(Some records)
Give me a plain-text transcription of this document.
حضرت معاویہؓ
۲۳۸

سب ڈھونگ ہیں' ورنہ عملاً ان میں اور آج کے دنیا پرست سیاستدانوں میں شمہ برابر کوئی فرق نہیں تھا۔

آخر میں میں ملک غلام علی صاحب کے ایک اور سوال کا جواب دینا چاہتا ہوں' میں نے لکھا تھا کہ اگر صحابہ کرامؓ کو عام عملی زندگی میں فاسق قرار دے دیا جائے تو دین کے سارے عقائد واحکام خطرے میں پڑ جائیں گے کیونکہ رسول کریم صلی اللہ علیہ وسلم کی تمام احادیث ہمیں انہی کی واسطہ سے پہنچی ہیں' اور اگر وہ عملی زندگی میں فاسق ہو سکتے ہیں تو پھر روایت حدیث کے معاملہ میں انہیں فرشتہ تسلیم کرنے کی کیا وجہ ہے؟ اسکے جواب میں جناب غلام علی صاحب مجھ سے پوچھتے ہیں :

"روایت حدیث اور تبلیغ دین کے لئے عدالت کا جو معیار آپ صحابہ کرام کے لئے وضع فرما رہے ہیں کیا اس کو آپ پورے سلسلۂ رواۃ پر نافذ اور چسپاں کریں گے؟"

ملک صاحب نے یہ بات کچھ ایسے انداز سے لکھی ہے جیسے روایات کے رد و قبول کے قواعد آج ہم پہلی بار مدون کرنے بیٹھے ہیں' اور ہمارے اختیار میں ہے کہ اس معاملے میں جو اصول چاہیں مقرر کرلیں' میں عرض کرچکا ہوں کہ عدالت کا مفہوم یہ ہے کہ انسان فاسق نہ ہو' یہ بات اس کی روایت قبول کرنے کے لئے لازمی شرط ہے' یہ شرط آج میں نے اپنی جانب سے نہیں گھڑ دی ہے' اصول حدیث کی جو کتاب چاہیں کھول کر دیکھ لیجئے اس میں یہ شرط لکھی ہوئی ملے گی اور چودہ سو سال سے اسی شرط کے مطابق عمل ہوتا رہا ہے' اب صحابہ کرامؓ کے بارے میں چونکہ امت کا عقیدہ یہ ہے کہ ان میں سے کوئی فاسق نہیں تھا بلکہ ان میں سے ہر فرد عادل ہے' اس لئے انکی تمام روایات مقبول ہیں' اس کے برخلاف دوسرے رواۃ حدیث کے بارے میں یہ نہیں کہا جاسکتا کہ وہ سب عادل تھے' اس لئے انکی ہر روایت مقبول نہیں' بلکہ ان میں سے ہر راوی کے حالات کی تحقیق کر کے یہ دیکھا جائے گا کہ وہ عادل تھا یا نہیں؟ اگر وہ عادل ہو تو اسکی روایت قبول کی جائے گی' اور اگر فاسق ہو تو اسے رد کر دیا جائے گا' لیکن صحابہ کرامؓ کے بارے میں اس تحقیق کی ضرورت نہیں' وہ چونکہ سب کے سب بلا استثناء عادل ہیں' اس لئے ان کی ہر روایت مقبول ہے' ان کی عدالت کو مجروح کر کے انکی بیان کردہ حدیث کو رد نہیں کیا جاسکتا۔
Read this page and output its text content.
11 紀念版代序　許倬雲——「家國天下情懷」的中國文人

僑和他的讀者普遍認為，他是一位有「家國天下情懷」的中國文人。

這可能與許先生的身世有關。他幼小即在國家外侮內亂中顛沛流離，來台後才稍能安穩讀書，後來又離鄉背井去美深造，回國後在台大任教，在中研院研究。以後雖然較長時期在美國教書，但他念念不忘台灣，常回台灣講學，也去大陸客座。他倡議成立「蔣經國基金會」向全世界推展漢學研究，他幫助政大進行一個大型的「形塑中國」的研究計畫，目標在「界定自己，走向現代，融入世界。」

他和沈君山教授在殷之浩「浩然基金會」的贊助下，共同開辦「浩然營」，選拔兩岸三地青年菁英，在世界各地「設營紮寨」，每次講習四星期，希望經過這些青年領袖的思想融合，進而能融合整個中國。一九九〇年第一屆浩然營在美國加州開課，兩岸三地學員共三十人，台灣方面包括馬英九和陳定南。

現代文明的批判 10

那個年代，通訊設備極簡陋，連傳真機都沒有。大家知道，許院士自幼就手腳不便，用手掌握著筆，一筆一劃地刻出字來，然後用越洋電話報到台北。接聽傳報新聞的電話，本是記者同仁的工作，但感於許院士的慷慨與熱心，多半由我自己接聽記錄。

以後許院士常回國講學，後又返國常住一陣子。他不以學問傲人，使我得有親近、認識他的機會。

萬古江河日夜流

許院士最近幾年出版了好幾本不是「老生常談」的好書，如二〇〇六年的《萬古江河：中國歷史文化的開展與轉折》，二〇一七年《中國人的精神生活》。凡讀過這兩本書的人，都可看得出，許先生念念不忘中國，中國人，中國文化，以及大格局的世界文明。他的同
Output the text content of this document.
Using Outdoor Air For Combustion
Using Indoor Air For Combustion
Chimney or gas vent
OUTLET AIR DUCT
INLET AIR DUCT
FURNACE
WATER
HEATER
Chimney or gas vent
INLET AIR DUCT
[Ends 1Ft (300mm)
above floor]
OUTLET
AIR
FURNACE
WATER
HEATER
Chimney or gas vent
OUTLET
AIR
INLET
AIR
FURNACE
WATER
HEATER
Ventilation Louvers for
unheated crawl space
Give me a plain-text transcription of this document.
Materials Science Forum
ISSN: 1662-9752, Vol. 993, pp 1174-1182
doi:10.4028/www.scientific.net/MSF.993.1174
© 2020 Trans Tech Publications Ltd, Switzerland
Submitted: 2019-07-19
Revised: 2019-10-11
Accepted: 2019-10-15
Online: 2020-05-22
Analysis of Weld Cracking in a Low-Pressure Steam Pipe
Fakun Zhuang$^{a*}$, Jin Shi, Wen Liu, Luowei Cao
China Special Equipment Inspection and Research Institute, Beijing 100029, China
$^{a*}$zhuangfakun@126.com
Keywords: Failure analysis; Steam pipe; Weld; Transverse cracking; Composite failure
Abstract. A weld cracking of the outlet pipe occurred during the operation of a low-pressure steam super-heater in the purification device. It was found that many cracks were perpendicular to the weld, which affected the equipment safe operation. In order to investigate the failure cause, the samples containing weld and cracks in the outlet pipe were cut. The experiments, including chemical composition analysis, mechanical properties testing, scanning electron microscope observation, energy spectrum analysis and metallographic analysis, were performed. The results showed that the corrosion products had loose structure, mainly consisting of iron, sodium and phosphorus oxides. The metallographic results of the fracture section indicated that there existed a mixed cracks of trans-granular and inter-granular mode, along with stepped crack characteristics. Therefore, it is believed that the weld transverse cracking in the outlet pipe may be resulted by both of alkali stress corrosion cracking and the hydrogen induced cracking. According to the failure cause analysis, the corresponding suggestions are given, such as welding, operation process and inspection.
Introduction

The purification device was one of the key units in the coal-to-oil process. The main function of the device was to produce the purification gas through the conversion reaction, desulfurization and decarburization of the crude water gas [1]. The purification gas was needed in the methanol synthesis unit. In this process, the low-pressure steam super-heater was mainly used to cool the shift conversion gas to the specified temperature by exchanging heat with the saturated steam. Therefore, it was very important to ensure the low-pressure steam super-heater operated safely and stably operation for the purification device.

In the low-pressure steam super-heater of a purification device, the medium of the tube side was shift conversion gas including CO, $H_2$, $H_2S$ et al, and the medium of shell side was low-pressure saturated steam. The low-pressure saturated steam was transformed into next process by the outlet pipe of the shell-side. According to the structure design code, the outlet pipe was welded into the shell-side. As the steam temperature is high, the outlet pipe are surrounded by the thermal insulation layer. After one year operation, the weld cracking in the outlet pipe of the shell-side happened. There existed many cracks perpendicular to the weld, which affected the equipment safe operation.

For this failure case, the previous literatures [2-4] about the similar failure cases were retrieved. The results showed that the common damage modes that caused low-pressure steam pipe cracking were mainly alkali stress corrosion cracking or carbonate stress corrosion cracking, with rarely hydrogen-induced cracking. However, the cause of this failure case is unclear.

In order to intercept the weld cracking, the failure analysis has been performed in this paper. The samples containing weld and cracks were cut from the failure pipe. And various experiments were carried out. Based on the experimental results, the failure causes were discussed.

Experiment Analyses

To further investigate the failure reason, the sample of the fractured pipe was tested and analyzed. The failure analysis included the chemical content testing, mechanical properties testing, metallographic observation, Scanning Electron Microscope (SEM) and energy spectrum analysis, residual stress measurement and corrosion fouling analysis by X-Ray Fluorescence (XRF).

▶ [AIM OF THE EXERCISE] From the listing above, copy every line that holds the string "家國天下情懷".

▶ [THE ANSWER]
11 紀念版代序　許倬雲——「家國天下情懷」的中國文人
僑和他的讀者普遍認為，他是一位有「家國天下情懷」的中國文人。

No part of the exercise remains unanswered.